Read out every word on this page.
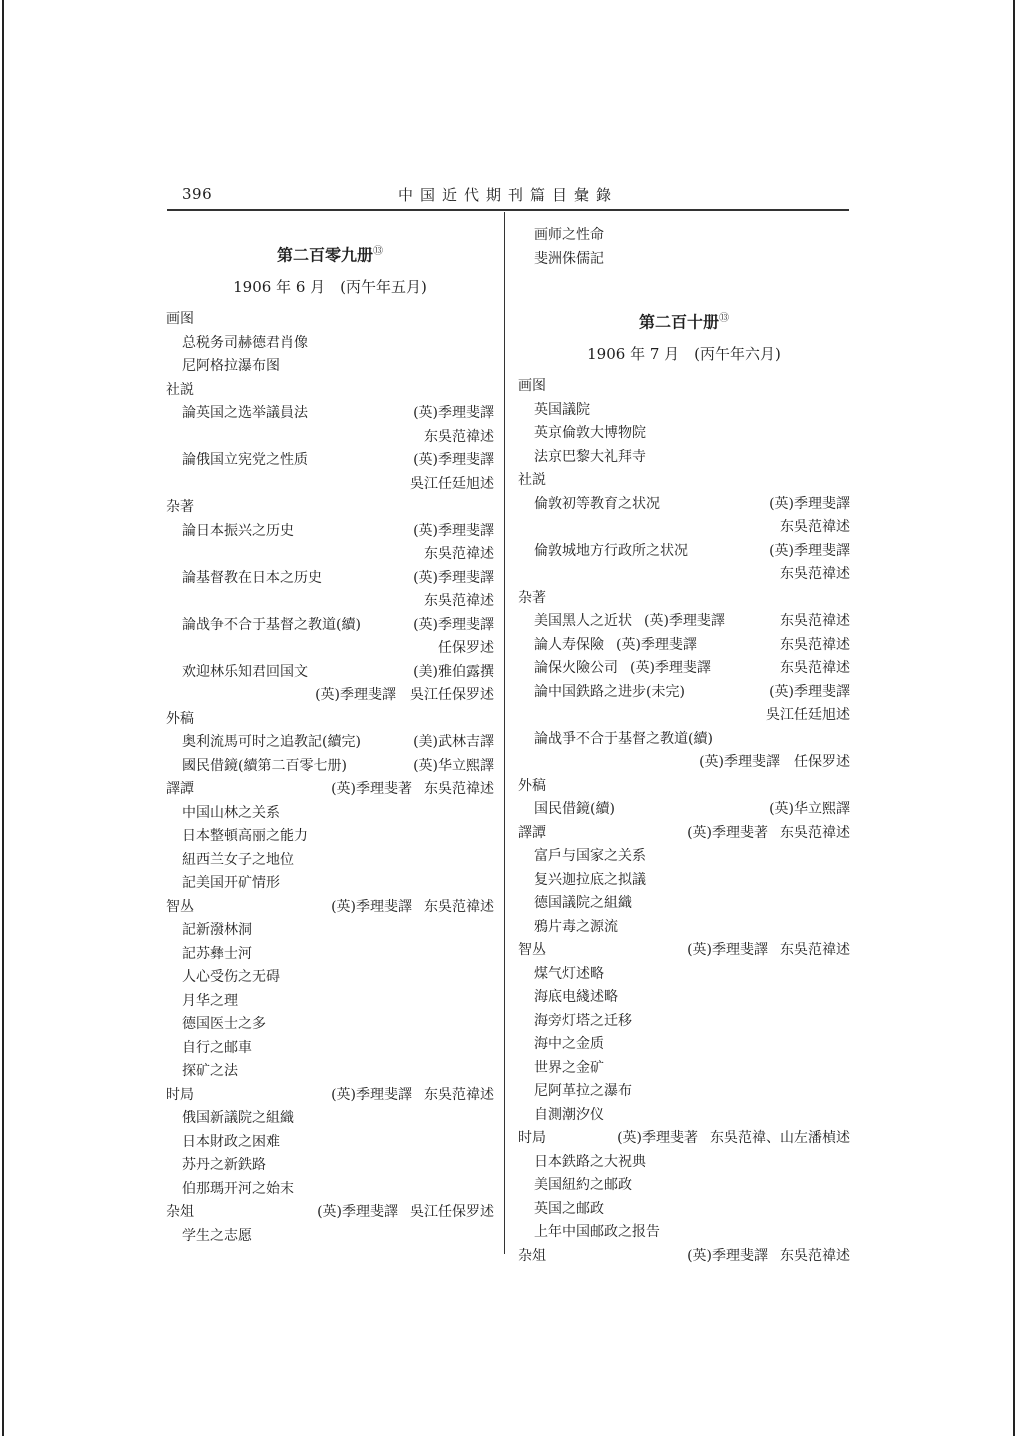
396	中国近代期刊篇目彙錄
第二百零九册⑬
1906 年 6 月　(丙午年五月)
画图
总税务司赫德君肖像
尼阿格拉瀑布图
社説
論英国之选举議員法	(英)季理斐譯
东吳范禕述
論俄国立宪党之性质	(英)季理斐譯
吳江任廷旭述
杂著
論日本振兴之历史	(英)季理斐譯
东吳范禕述
論基督教在日本之历史	(英)季理斐譯
东吳范禕述
論战争不合于基督之教道(續)	(英)季理斐譯
任保罗述
欢迎林乐知君回国文	(美)雅伯露撰
(英)季理斐譯　吳江任保罗述
外稿
奥利流馬可时之追教記(續完)	(美)武林吉譯
國民借鏡(續第二百零七册)	(英)华立熙譯
譯譚	(英)季理斐著 东吳范禕述
中国山林之关系
日本整頓高丽之能力
紐西兰女子之地位
記美国开矿情形
智丛	(英)季理斐譯 东吳范禕述
記新潑林洞
記苏彝士河
人心受伤之无碍
月华之理
德国医士之多
自行之邮車
探矿之法
时局	(英)季理斐譯 东吳范禕述
俄国新議院之組織
日本財政之困难
苏丹之新鉄路
伯那瑪开河之始末
杂俎	(英)季理斐譯 吳江任保罗述
学生之志愿
画师之性命
斐洲侏儒記
第二百十册⑬
1906 年 7 月　(丙午年六月)
画图
英国議院
英京倫敦大博物院
法京巴黎大礼拜寺
社説
倫敦初等教育之状况	(英)季理斐譯
东吳范禕述
倫敦城地方行政所之状况	(英)季理斐譯
东吳范禕述
杂著
美国黑人之近状 (英)季理斐譯	东吳范禕述
論人寿保險 (英)季理斐譯	东吳范禕述
論保火險公司 (英)季理斐譯	东吳范禕述
論中国鉄路之进步(未完)	(英)季理斐譯
吳江任廷旭述
論战爭不合于基督之教道(續)
(英)季理斐譯　任保罗述
外稿
国民借鏡(續)	(英)华立熙譯
譯譚	(英)季理斐著 东吳范禕述
富戶与国家之关系
复兴迦拉底之拟議
德国議院之組織
鴉片毒之源流
智丛	(英)季理斐譯 东吳范禕述
煤气灯述略
海底电綫述略
海旁灯塔之迁移
海中之金质
世界之金矿
尼阿革拉之瀑布
自測潮汐仪
时局	(英)季理斐著 东吳范禕、山左潘楨述
日本鉄路之大祝典
美国紐約之邮政
英国之邮政
上年中国邮政之报告
杂俎	(英)季理斐譯 东吳范禕述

====

= WORK INSTRUCTIONS =
Repeat verbatim all the material, but not the pictures.

= THE REPLY =
Read out every word on this page.
396	中国近代期刊篇目彙錄
第二百零九册⑬
1906 年 6 月　(丙午年五月)
画图
总税务司赫德君肖像
尼阿格拉瀑布图
社説
論英国之选举議員法	(英)季理斐譯
东吳范禕述
論俄国立宪党之性质	(英)季理斐譯
吳江任廷旭述
杂著
論日本振兴之历史	(英)季理斐譯
东吳范禕述
論基督教在日本之历史	(英)季理斐譯
东吳范禕述
論战争不合于基督之教道(續)	(英)季理斐譯
任保罗述
欢迎林乐知君回国文	(美)雅伯露撰
(英)季理斐譯　吳江任保罗述
外稿
奥利流馬可时之追教記(續完)	(美)武林吉譯
國民借鏡(續第二百零七册)	(英)华立熙譯
譯譚	(英)季理斐著 东吳范禕述
中国山林之关系
日本整頓高丽之能力
紐西兰女子之地位
記美国开矿情形
智丛	(英)季理斐譯 东吳范禕述
記新潑林洞
記苏彝士河
人心受伤之无碍
月华之理
德国医士之多
自行之邮車
探矿之法
时局	(英)季理斐譯 东吳范禕述
俄国新議院之組織
日本財政之困难
苏丹之新鉄路
伯那瑪开河之始末
杂俎	(英)季理斐譯 吳江任保罗述
学生之志愿
画师之性命
斐洲侏儒記
第二百十册⑬
1906 年 7 月　(丙午年六月)
画图
英国議院
英京倫敦大博物院
法京巴黎大礼拜寺
社説
倫敦初等教育之状况	(英)季理斐譯
东吳范禕述
倫敦城地方行政所之状况	(英)季理斐譯
东吳范禕述
杂著
美国黑人之近状 (英)季理斐譯	东吳范禕述
論人寿保險 (英)季理斐譯	东吳范禕述
論保火險公司 (英)季理斐譯	东吳范禕述
論中国鉄路之进步(未完)	(英)季理斐譯
吳江任廷旭述
論战爭不合于基督之教道(續)
(英)季理斐譯　任保罗述
外稿
国民借鏡(續)	(英)华立熙譯
譯譚	(英)季理斐著 东吳范禕述
富戶与国家之关系
复兴迦拉底之拟議
德国議院之組織
鴉片毒之源流
智丛	(英)季理斐譯 东吳范禕述
煤气灯述略
海底电綫述略
海旁灯塔之迁移
海中之金质
世界之金矿
尼阿革拉之瀑布
自測潮汐仪
时局	(英)季理斐著 东吳范禕、山左潘楨述
日本鉄路之大祝典
美国紐約之邮政
英国之邮政
上年中国邮政之报告
杂俎	(英)季理斐譯 东吳范禕述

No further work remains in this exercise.